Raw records
= = = = = = =

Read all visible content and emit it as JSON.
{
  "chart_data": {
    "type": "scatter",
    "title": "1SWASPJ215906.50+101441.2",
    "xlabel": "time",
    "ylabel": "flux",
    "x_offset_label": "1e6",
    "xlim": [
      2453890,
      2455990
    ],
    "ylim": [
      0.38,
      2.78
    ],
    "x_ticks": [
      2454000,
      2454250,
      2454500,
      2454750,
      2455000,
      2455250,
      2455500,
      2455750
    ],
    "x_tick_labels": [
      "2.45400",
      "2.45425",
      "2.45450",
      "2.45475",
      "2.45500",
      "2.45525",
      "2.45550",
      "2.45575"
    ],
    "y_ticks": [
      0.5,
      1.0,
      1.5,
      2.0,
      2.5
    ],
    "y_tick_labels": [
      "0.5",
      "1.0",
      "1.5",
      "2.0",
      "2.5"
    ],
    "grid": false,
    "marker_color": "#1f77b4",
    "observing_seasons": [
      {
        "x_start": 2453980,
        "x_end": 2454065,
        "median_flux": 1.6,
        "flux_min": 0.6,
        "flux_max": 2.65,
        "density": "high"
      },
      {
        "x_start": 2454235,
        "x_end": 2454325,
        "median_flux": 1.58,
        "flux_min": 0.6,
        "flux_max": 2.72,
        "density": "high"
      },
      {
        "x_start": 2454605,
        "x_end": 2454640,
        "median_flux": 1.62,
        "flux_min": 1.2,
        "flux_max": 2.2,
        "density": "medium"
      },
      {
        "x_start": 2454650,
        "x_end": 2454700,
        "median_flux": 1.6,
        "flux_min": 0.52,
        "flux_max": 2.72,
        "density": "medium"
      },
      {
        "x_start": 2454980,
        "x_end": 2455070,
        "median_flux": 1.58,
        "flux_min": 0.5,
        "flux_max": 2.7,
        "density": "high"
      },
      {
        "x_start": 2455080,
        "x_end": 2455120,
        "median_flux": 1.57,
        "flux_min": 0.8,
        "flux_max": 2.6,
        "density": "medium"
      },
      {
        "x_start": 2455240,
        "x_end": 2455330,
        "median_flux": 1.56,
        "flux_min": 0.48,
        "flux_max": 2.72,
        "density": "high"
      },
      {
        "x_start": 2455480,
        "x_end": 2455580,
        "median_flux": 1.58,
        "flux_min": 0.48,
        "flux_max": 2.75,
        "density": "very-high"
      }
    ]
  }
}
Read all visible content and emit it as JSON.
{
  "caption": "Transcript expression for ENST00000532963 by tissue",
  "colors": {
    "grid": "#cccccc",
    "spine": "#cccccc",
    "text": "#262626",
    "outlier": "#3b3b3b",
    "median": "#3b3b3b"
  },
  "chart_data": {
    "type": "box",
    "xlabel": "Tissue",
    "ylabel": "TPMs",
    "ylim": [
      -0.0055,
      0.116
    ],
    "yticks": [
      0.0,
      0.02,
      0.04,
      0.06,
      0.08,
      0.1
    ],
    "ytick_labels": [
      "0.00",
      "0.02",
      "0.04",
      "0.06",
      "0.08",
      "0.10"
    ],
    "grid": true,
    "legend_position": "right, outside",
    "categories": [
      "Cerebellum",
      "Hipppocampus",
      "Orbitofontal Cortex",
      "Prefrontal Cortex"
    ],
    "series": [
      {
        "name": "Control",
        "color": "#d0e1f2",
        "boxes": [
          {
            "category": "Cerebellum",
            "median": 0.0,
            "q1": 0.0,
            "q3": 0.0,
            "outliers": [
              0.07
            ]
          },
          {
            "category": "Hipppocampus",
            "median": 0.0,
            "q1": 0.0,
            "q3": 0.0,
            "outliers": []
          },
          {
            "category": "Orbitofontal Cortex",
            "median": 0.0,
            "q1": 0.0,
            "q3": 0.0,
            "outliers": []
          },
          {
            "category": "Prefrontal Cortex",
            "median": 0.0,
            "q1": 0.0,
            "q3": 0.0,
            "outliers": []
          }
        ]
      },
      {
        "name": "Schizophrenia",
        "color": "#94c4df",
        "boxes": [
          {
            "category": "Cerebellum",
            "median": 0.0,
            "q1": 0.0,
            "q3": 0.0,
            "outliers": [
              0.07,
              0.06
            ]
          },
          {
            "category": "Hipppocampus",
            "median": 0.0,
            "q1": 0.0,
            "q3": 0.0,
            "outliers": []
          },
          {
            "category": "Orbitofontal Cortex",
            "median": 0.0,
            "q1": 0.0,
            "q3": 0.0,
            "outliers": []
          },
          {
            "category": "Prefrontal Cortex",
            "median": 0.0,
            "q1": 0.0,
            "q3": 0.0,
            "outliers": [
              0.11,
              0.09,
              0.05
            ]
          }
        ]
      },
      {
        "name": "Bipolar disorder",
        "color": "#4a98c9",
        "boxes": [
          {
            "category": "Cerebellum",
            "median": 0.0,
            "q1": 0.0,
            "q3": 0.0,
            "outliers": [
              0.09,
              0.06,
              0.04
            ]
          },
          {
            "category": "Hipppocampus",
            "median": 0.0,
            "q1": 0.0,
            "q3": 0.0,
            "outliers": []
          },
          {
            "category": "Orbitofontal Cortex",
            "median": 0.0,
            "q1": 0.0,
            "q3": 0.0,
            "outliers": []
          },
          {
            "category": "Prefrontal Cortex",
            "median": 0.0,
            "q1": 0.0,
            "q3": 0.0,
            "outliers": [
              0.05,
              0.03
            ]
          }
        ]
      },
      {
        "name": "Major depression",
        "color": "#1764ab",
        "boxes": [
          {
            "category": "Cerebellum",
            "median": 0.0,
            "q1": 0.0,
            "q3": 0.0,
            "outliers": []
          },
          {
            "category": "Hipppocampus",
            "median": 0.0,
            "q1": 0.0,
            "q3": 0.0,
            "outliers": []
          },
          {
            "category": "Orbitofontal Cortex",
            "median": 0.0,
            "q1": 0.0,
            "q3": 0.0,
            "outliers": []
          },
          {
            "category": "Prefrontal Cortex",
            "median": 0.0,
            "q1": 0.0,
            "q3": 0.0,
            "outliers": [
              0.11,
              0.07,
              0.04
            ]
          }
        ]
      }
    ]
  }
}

= = = = = = =

Print all of the data exactly as it was given.

Read all visible content and emit it as JSON.
{
  "chart_data": {
    "type": "scatter",
    "title": "1SWASPJ215906.50+101441.2",
    "xlabel": "time",
    "ylabel": "flux",
    "x_offset_label": "1e6",
    "xlim": [
      2453890,
      2455990
    ],
    "ylim": [
      0.38,
      2.78
    ],
    "x_ticks": [
      2454000,
      2454250,
      2454500,
      2454750,
      2455000,
      2455250,
      2455500,
      2455750
    ],
    "x_tick_labels": [
      "2.45400",
      "2.45425",
      "2.45450",
      "2.45475",
      "2.45500",
      "2.45525",
      "2.45550",
      "2.45575"
    ],
    "y_ticks": [
      0.5,
      1.0,
      1.5,
      2.0,
      2.5
    ],
    "y_tick_labels": [
      "0.5",
      "1.0",
      "1.5",
      "2.0",
      "2.5"
    ],
    "grid": false,
    "marker_color": "#1f77b4",
    "observing_seasons": [
      {
        "x_start": 2453980,
        "x_end": 2454065,
        "median_flux": 1.6,
        "flux_min": 0.6,
        "flux_max": 2.65,
        "density": "high"
      },
      {
        "x_start": 2454235,
        "x_end": 2454325,
        "median_flux": 1.58,
        "flux_min": 0.6,
        "flux_max": 2.72,
        "density": "high"
      },
      {
        "x_start": 2454605,
        "x_end": 2454640,
        "median_flux": 1.62,
        "flux_min": 1.2,
        "flux_max": 2.2,
        "density": "medium"
      },
      {
        "x_start": 2454650,
        "x_end": 2454700,
        "median_flux": 1.6,
        "flux_min": 0.52,
        "flux_max": 2.72,
        "density": "medium"
      },
      {
        "x_start": 2454980,
        "x_end": 2455070,
        "median_flux": 1.58,
        "flux_min": 0.5,
        "flux_max": 2.7,
        "density": "high"
      },
      {
        "x_start": 2455080,
        "x_end": 2455120,
        "median_flux": 1.57,
        "flux_min": 0.8,
        "flux_max": 2.6,
        "density": "medium"
      },
      {
        "x_start": 2455240,
        "x_end": 2455330,
        "median_flux": 1.56,
        "flux_min": 0.48,
        "flux_max": 2.72,
        "density": "high"
      },
      {
        "x_start": 2455480,
        "x_end": 2455580,
        "median_flux": 1.58,
        "flux_min": 0.48,
        "flux_max": 2.75,
        "density": "very-high"
      }
    ]
  }
}
Read all visible content and emit it as JSON.
{
  "caption": "Transcript expression for ENST00000532963 by tissue",
  "colors": {
    "grid": "#cccccc",
    "spine": "#cccccc",
    "text": "#262626",
    "outlier": "#3b3b3b",
    "median": "#3b3b3b"
  },
  "chart_data": {
    "type": "box",
    "xlabel": "Tissue",
    "ylabel": "TPMs",
    "ylim": [
      -0.0055,
      0.116
    ],
    "yticks": [
      0.0,
      0.02,
      0.04,
      0.06,
      0.08,
      0.1
    ],
    "ytick_labels": [
      "0.00",
      "0.02",
      "0.04",
      "0.06",
      "0.08",
      "0.10"
    ],
    "grid": true,
    "legend_position": "right, outside",
    "categories": [
      "Cerebellum",
      "Hipppocampus",
      "Orbitofontal Cortex",
      "Prefrontal Cortex"
    ],
    "series": [
      {
        "name": "Control",
        "color": "#d0e1f2",
        "boxes": [
          {
            "category": "Cerebellum",
            "median": 0.0,
            "q1": 0.0,
            "q3": 0.0,
            "outliers": [
              0.07
            ]
          },
          {
            "category": "Hipppocampus",
            "median": 0.0,
            "q1": 0.0,
            "q3": 0.0,
            "outliers": []
          },
          {
            "category": "Orbitofontal Cortex",
            "median": 0.0,
            "q1": 0.0,
            "q3": 0.0,
            "outliers": []
          },
          {
            "category": "Prefrontal Cortex",
            "median": 0.0,
            "q1": 0.0,
            "q3": 0.0,
            "outliers": []
          }
        ]
      },
      {
        "name": "Schizophrenia",
        "color": "#94c4df",
        "boxes": [
          {
            "category": "Cerebellum",
            "median": 0.0,
            "q1": 0.0,
            "q3": 0.0,
            "outliers": [
              0.07,
              0.06
            ]
          },
          {
            "category": "Hipppocampus",
            "median": 0.0,
            "q1": 0.0,
            "q3": 0.0,
            "outliers": []
          },
          {
            "category": "Orbitofontal Cortex",
            "median": 0.0,
            "q1": 0.0,
            "q3": 0.0,
            "outliers": []
          },
          {
            "category": "Prefrontal Cortex",
            "median": 0.0,
            "q1": 0.0,
            "q3": 0.0,
            "outliers": [
              0.11,
              0.09,
              0.05
            ]
          }
        ]
      },
      {
        "name": "Bipolar disorder",
        "color": "#4a98c9",
        "boxes": [
          {
            "category": "Cerebellum",
            "median": 0.0,
            "q1": 0.0,
            "q3": 0.0,
            "outliers": [
              0.09,
              0.06,
              0.04
            ]
          },
          {
            "category": "Hipppocampus",
            "median": 0.0,
            "q1": 0.0,
            "q3": 0.0,
            "outliers": []
          },
          {
            "category": "Orbitofontal Cortex",
            "median": 0.0,
            "q1": 0.0,
            "q3": 0.0,
            "outliers": []
          },
          {
            "category": "Prefrontal Cortex",
            "median": 0.0,
            "q1": 0.0,
            "q3": 0.0,
            "outliers": [
              0.05,
              0.03
            ]
          }
        ]
      },
      {
        "name": "Major depression",
        "color": "#1764ab",
        "boxes": [
          {
            "category": "Cerebellum",
            "median": 0.0,
            "q1": 0.0,
            "q3": 0.0,
            "outliers": []
          },
          {
            "category": "Hipppocampus",
            "median": 0.0,
            "q1": 0.0,
            "q3": 0.0,
            "outliers": []
          },
          {
            "category": "Orbitofontal Cortex",
            "median": 0.0,
            "q1": 0.0,
            "q3": 0.0,
            "outliers": []
          },
          {
            "category": "Prefrontal Cortex",
            "median": 0.0,
            "q1": 0.0,
            "q3": 0.0,
            "outliers": [
              0.11,
              0.07,
              0.04
            ]
          }
        ]
      }
    ]
  }
}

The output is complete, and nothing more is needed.